- **Exercise task**: Reproduce the records exactly.

[Stored data]
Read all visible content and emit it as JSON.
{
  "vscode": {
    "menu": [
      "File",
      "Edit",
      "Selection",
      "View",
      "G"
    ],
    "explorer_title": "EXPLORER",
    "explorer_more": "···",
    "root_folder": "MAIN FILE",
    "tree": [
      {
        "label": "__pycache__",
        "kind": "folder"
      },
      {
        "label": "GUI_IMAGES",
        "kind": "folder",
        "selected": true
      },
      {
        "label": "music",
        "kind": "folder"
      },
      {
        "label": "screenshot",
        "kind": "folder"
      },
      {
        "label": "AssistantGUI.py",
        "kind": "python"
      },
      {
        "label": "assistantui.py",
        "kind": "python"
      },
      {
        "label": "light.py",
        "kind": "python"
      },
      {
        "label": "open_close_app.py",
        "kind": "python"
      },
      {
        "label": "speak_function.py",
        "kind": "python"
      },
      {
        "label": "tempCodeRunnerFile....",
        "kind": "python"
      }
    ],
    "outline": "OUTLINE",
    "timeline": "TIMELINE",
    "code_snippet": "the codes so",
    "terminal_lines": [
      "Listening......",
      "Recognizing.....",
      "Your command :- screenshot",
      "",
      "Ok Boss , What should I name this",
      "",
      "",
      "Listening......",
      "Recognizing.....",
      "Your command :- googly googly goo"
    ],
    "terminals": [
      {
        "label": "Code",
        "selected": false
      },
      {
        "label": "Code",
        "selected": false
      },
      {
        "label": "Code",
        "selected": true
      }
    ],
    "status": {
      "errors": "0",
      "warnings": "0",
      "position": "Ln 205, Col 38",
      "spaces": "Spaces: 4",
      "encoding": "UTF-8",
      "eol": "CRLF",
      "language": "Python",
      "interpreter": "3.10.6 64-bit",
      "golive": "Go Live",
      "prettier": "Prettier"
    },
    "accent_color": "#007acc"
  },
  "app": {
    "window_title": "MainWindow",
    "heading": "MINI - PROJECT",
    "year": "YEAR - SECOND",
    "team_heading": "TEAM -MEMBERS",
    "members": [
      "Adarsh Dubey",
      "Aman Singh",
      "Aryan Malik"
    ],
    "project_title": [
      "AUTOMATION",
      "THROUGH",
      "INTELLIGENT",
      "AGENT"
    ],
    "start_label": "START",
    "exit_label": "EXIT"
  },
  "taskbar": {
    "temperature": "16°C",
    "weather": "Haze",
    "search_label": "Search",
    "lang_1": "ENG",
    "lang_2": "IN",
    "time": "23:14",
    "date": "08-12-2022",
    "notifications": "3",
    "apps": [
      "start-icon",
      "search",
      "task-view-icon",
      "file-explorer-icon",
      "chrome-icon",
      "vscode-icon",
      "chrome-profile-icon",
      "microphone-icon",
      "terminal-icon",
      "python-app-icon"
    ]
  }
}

- **Final answer**:
Read all visible content and emit it as JSON.
{
  "vscode": {
    "menu": [
      "File",
      "Edit",
      "Selection",
      "View",
      "G"
    ],
    "explorer_title": "EXPLORER",
    "explorer_more": "···",
    "root_folder": "MAIN FILE",
    "tree": [
      {
        "label": "__pycache__",
        "kind": "folder"
      },
      {
        "label": "GUI_IMAGES",
        "kind": "folder",
        "selected": true
      },
      {
        "label": "music",
        "kind": "folder"
      },
      {
        "label": "screenshot",
        "kind": "folder"
      },
      {
        "label": "AssistantGUI.py",
        "kind": "python"
      },
      {
        "label": "assistantui.py",
        "kind": "python"
      },
      {
        "label": "light.py",
        "kind": "python"
      },
      {
        "label": "open_close_app.py",
        "kind": "python"
      },
      {
        "label": "speak_function.py",
        "kind": "python"
      },
      {
        "label": "tempCodeRunnerFile....",
        "kind": "python"
      }
    ],
    "outline": "OUTLINE",
    "timeline": "TIMELINE",
    "code_snippet": "the codes so",
    "terminal_lines": [
      "Listening......",
      "Recognizing.....",
      "Your command :- screenshot",
      "",
      "Ok Boss , What should I name this",
      "",
      "",
      "Listening......",
      "Recognizing.....",
      "Your command :- googly googly goo"
    ],
    "terminals": [
      {
        "label": "Code",
        "selected": false
      },
      {
        "label": "Code",
        "selected": false
      },
      {
        "label": "Code",
        "selected": true
      }
    ],
    "status": {
      "errors": "0",
      "warnings": "0",
      "position": "Ln 205, Col 38",
      "spaces": "Spaces: 4",
      "encoding": "UTF-8",
      "eol": "CRLF",
      "language": "Python",
      "interpreter": "3.10.6 64-bit",
      "golive": "Go Live",
      "prettier": "Prettier"
    },
    "accent_color": "#007acc"
  },
  "app": {
    "window_title": "MainWindow",
    "heading": "MINI - PROJECT",
    "year": "YEAR - SECOND",
    "team_heading": "TEAM -MEMBERS",
    "members": [
      "Adarsh Dubey",
      "Aman Singh",
      "Aryan Malik"
    ],
    "project_title": [
      "AUTOMATION",
      "THROUGH",
      "INTELLIGENT",
      "AGENT"
    ],
    "start_label": "START",
    "exit_label": "EXIT"
  },
  "taskbar": {
    "temperature": "16°C",
    "weather": "Haze",
    "search_label": "Search",
    "lang_1": "ENG",
    "lang_2": "IN",
    "time": "23:14",
    "date": "08-12-2022",
    "notifications": "3",
    "apps": [
      "start-icon",
      "search",
      "task-view-icon",
      "file-explorer-icon",
      "chrome-icon",
      "vscode-icon",
      "chrome-profile-icon",
      "microphone-icon",
      "terminal-icon",
      "python-app-icon"
    ]
  }
}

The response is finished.